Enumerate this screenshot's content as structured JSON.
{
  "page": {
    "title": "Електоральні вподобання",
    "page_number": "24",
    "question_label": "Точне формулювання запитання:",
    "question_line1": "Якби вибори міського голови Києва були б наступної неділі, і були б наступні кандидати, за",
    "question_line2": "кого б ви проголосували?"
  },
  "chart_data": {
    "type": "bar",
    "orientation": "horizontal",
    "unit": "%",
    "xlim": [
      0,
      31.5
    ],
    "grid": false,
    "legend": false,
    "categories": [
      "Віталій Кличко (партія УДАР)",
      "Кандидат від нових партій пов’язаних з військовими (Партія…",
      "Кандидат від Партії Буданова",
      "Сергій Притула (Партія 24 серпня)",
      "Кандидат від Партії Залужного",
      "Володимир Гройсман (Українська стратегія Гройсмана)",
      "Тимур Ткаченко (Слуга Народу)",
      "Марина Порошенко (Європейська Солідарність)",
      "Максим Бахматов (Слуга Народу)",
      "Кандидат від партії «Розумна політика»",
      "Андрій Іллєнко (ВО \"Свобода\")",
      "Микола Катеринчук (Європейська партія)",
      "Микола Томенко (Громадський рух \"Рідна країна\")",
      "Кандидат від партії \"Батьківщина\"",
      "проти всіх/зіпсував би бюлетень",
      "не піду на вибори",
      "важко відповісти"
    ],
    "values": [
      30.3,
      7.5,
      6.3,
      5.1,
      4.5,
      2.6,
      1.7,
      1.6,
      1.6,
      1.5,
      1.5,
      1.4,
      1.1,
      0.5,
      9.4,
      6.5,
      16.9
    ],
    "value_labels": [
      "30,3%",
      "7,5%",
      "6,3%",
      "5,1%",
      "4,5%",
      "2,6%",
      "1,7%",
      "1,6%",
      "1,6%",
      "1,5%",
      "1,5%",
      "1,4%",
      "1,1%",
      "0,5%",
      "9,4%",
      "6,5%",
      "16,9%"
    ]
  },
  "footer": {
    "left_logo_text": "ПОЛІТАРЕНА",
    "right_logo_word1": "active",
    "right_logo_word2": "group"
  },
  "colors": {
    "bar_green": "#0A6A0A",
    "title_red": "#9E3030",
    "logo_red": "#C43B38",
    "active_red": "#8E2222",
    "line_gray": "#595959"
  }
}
────────────────────────────────────────
* _Exercise task_
Find every line above that contains the word "Народу", and return each one.

* _Answer to the problem_
      "Тимур Ткаченко (Слуга Народу)",
      "Максим Бахматов (Слуга Народу)",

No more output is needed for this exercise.